::: SUPPLIED DATA :::

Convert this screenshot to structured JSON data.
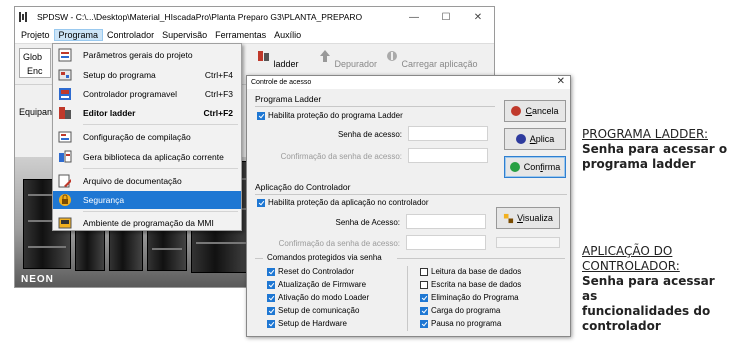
{
  "window": {
    "title": "SPDSW - C:\\...\\Desktop\\Material_HIscadaPro\\Planta Preparo G3\\PLANTA_PREPARO",
    "controls": [
      "—",
      "☐",
      "✕"
    ]
  },
  "menubar": [
    "Projeto",
    "Programa",
    "Controlador",
    "Supervisão",
    "Ferramentas",
    "Auxílio"
  ],
  "toolbar": {
    "tab_line1": "Glob",
    "tab_line2": "Enc",
    "ladder": "ladder",
    "depurador": "Depurador",
    "carregar": "Carregar aplicação"
  },
  "left_label": "Equipan",
  "panel_text": "NEON",
  "program_menu": {
    "items": [
      {
        "label": "Parâmetros gerais do projeto",
        "shortcut": "",
        "icon": "params-icon"
      },
      {
        "label": "Setup do programa",
        "shortcut": "Ctrl+F4",
        "icon": "setup-icon"
      },
      {
        "label": "Controlador programavel",
        "shortcut": "Ctrl+F3",
        "icon": "plc-icon"
      },
      {
        "label": "Editor ladder",
        "shortcut": "Ctrl+F2",
        "icon": "ladder-icon"
      },
      {
        "label": "Configuração de compilação",
        "shortcut": "",
        "icon": "compile-config-icon"
      },
      {
        "label": "Gera biblioteca da aplicação corrente",
        "shortcut": "",
        "icon": "library-icon"
      },
      {
        "label": "Arquivo de documentação",
        "shortcut": "",
        "icon": "doc-icon"
      },
      {
        "label": "Segurança",
        "shortcut": "",
        "icon": "lock-icon"
      },
      {
        "label": "Ambiente de programação da MMI",
        "shortcut": "",
        "icon": "mmi-icon"
      }
    ]
  },
  "dialog": {
    "title": "Controle de acesso",
    "ladder_section": "Programa Ladder",
    "ladder_protect": "Habilita proteção do programa Ladder",
    "ladder_pwd_label": "Senha de acesso:",
    "ladder_confirm_label": "Confirmação da senha de acesso:",
    "ctrl_section": "Aplicação do Controlador",
    "ctrl_protect": "Habilita proteção da aplicação no controlador",
    "ctrl_pwd_label": "Senha de Acesso:",
    "ctrl_confirm_label": "Confirmação da senha de acesso:",
    "cmd_section": "Comandos protegidos via senha",
    "cmds_left": [
      {
        "label": "Reset do Controlador",
        "checked": true
      },
      {
        "label": "Atualização de Firmware",
        "checked": true
      },
      {
        "label": "Ativação do modo Loader",
        "checked": true
      },
      {
        "label": "Setup de comunicação",
        "checked": true
      },
      {
        "label": "Setup de Hardware",
        "checked": true
      }
    ],
    "cmds_right": [
      {
        "label": "Leitura da base de dados",
        "checked": false
      },
      {
        "label": "Escrita na base de dados",
        "checked": false
      },
      {
        "label": "Eliminação do Programa",
        "checked": true
      },
      {
        "label": "Carga do programa",
        "checked": true
      },
      {
        "label": "Pausa no programa",
        "checked": true
      }
    ],
    "btn_cancel_u": "C",
    "btn_cancel_rest": "ancela",
    "btn_apply_u": "A",
    "btn_apply_rest": "plica",
    "btn_confirm_a": "Con",
    "btn_confirm_u": "f",
    "btn_confirm_b": "irma",
    "btn_view_u": "V",
    "btn_view_rest": "isualiza",
    "colors": {
      "cancel": "#c0392b",
      "apply": "#2e3b9e",
      "confirm": "#27a043",
      "accent": "#1e77d3"
    }
  },
  "annotations": {
    "ladder_heading": "PROGRAMA LADDER:",
    "ladder_text": [
      "Senha para acessar o",
      "programa ladder"
    ],
    "ctrl_heading": [
      "APLICAÇÃO DO",
      "CONTROLADOR:"
    ],
    "ctrl_text": [
      "Senha para acessar as",
      "funcionalidades do",
      "controlador"
    ]
  }
}
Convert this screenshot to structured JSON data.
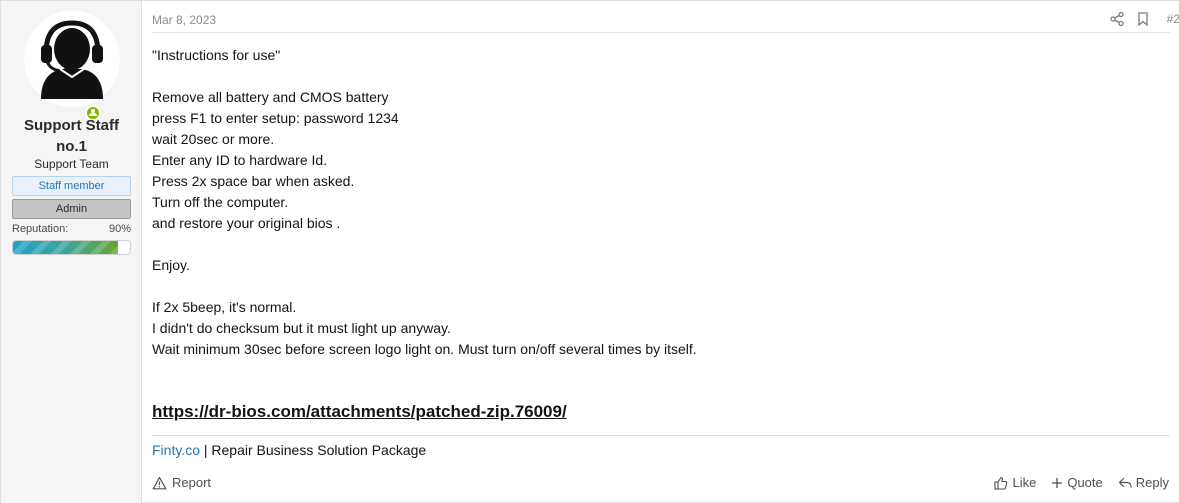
{
  "user": {
    "name": "Support Staff no.1",
    "title": "Support Team",
    "badges": [
      "Staff member",
      "Admin"
    ],
    "reputation_label": "Reputation:",
    "reputation_value": "90%",
    "reputation_fraction": 0.9,
    "online": true,
    "avatar_icon": "support-headset-person-icon"
  },
  "post": {
    "date": "Mar 8, 2023",
    "number": "#2",
    "header_icons": [
      "share-icon",
      "bookmark-icon"
    ],
    "lines": [
      "\"Instructions for use\"",
      "",
      "Remove all battery and CMOS battery",
      "press F1 to enter setup: password 1234",
      "wait 20sec or more.",
      "Enter any ID to hardware Id.",
      "Press 2x space bar when asked.",
      "Turn off the computer.",
      "and restore your original bios .",
      "",
      "Enjoy.",
      "",
      "If 2x 5beep, it's normal.",
      "I didn't do checksum but it must light up anyway.",
      "Wait minimum 30sec before screen logo light on. Must turn on/off several times by itself."
    ],
    "link": "https://dr-bios.com/attachments/patched-zip.76009/"
  },
  "signature": {
    "link_text": "Finty.co",
    "separator": " | ",
    "text": "Repair Business Solution Package"
  },
  "footer": {
    "report": "Report",
    "like": "Like",
    "quote": "Quote",
    "reply": "Reply"
  },
  "colors": {
    "accent_link": "#2577b1",
    "online": "#7fb900",
    "staff_badge_bg": "#e8f1fb",
    "admin_badge_bg": "#c4c4c4"
  }
}
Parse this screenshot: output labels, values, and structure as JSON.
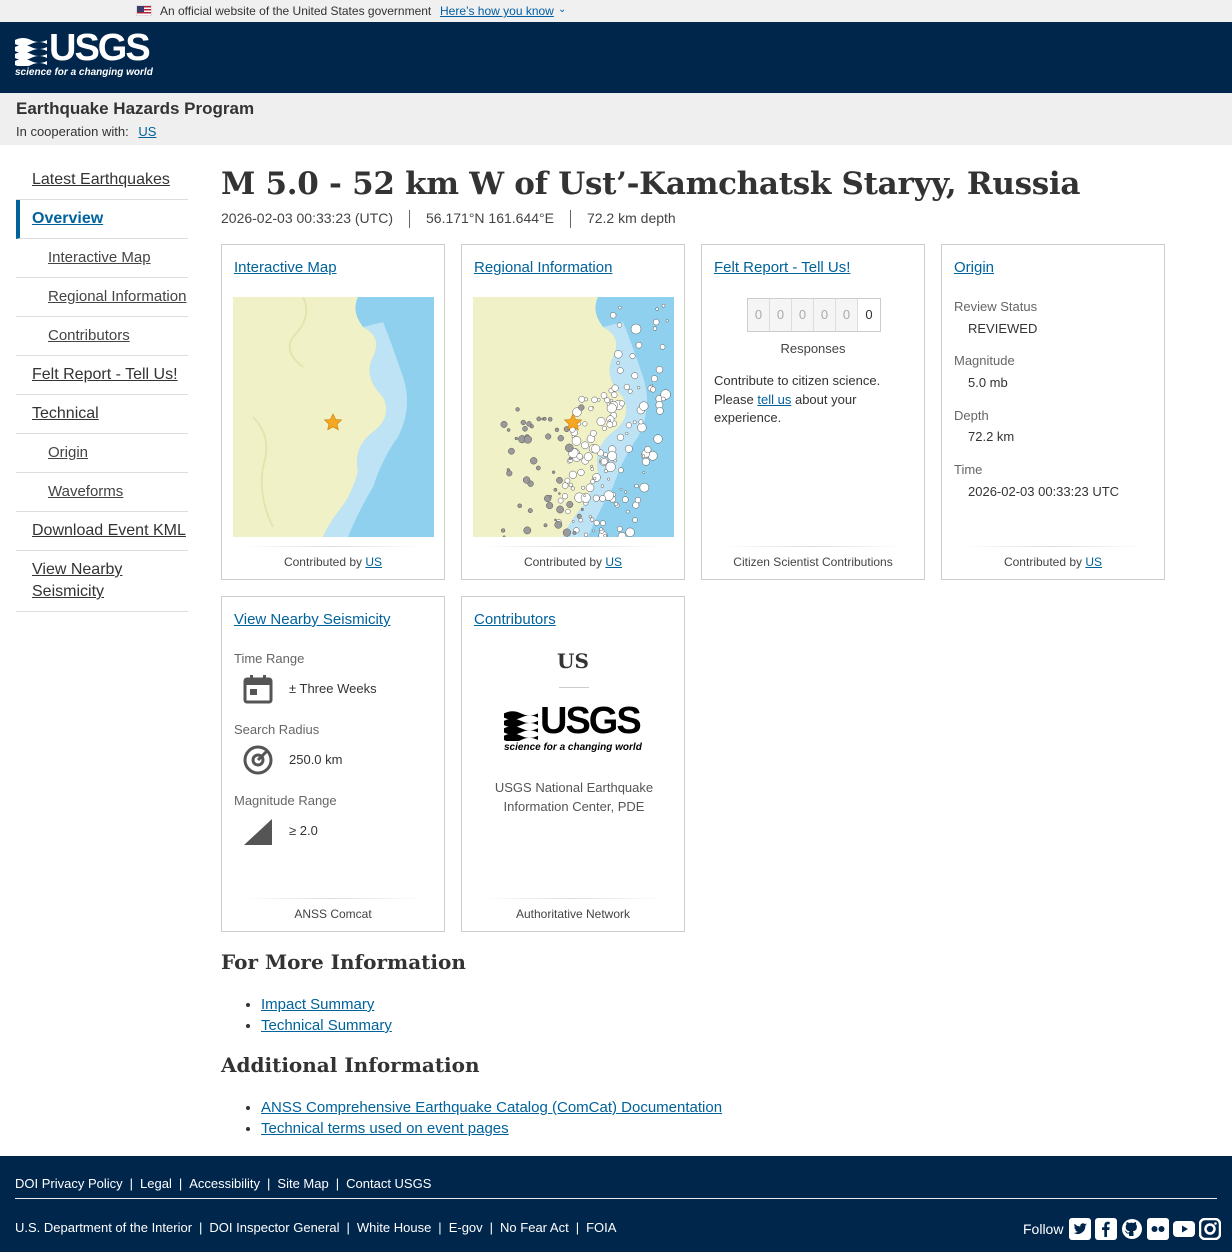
{
  "gov_banner": {
    "official_text": "An official website of the United States government",
    "how_link": "Here’s how you know"
  },
  "header": {
    "logo_word": "USGS",
    "logo_tagline": "science for a changing world"
  },
  "program": {
    "name": "Earthquake Hazards Program",
    "coop_label": "In cooperation with:",
    "coop_link": "US"
  },
  "sidebar": {
    "items": [
      {
        "label": "Latest Earthquakes"
      },
      {
        "label": "Overview"
      },
      {
        "label": "Interactive Map"
      },
      {
        "label": "Regional Information"
      },
      {
        "label": "Contributors"
      },
      {
        "label": "Felt Report - Tell Us!"
      },
      {
        "label": "Technical"
      },
      {
        "label": "Origin"
      },
      {
        "label": "Waveforms"
      },
      {
        "label": "Download Event KML"
      },
      {
        "label": "View Nearby Seismicity"
      }
    ]
  },
  "event": {
    "title": "M 5.0 - 52 km W of Ust’-Kamchatsk Staryy, Russia",
    "time": "2026-02-03 00:33:23 (UTC)",
    "location": "56.171°N 161.644°E",
    "depth": "72.2 km depth"
  },
  "cards": {
    "interactive_map": {
      "title": "Interactive Map",
      "contrib_prefix": "Contributed by",
      "contrib_link": "US"
    },
    "regional": {
      "title": "Regional Information",
      "contrib_prefix": "Contributed by",
      "contrib_link": "US"
    },
    "felt": {
      "title": "Felt Report - Tell Us!",
      "digits": [
        "0",
        "0",
        "0",
        "0",
        "0",
        "0"
      ],
      "responses_label": "Responses",
      "text_a": "Contribute to citizen science.",
      "text_b": "Please",
      "link": "tell us",
      "text_c": "about your experience.",
      "footer": "Citizen Scientist Contributions"
    },
    "origin": {
      "title": "Origin",
      "review_label": "Review Status",
      "review_value": "REVIEWED",
      "magnitude_label": "Magnitude",
      "magnitude_value": "5.0 mb",
      "depth_label": "Depth",
      "depth_value": "72.2 km",
      "time_label": "Time",
      "time_value": "2026-02-03 00:33:23 UTC",
      "contrib_prefix": "Contributed by",
      "contrib_link": "US"
    },
    "seismicity": {
      "title": "View Nearby Seismicity",
      "time_label": "Time Range",
      "time_value": "± Three Weeks",
      "radius_label": "Search Radius",
      "radius_value": "250.0 km",
      "mag_label": "Magnitude Range",
      "mag_value": "≥ 2.0",
      "footer": "ANSS Comcat"
    },
    "contributors": {
      "title": "Contributors",
      "network": "US",
      "logo_word": "USGS",
      "logo_tagline": "science for a changing world",
      "description": "USGS National Earthquake Information Center, PDE",
      "footer": "Authoritative Network"
    }
  },
  "more_info": {
    "heading": "For More Information",
    "links": [
      "Impact Summary",
      "Technical Summary"
    ]
  },
  "additional": {
    "heading": "Additional Information",
    "links": [
      "ANSS Comprehensive Earthquake Catalog (ComCat) Documentation",
      "Technical terms used on event pages"
    ]
  },
  "footer": {
    "row1": [
      "DOI Privacy Policy",
      "Legal",
      "Accessibility",
      "Site Map",
      "Contact USGS"
    ],
    "row2": [
      "U.S. Department of the Interior",
      "DOI Inspector General",
      "White House",
      "E-gov",
      "No Fear Act",
      "FOIA"
    ],
    "follow": "Follow",
    "socials": [
      "twitter-icon",
      "facebook-icon",
      "github-icon",
      "flickr-icon",
      "youtube-icon",
      "instagram-icon"
    ]
  },
  "colors": {
    "header": "#00264c",
    "link": "#00629b",
    "star": "#f5a623",
    "land": "#f1f1c8",
    "water": "#7fc6e8"
  }
}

:::

## TASK TO COMPLETE
Copy down every line of the entries containing the word "Habilita".

## RESPONSE TO THE TASK
    "ladder_protect": "Habilita proteção do programa Ladder",
    "ctrl_protect": "Habilita proteção da aplicação no controlador",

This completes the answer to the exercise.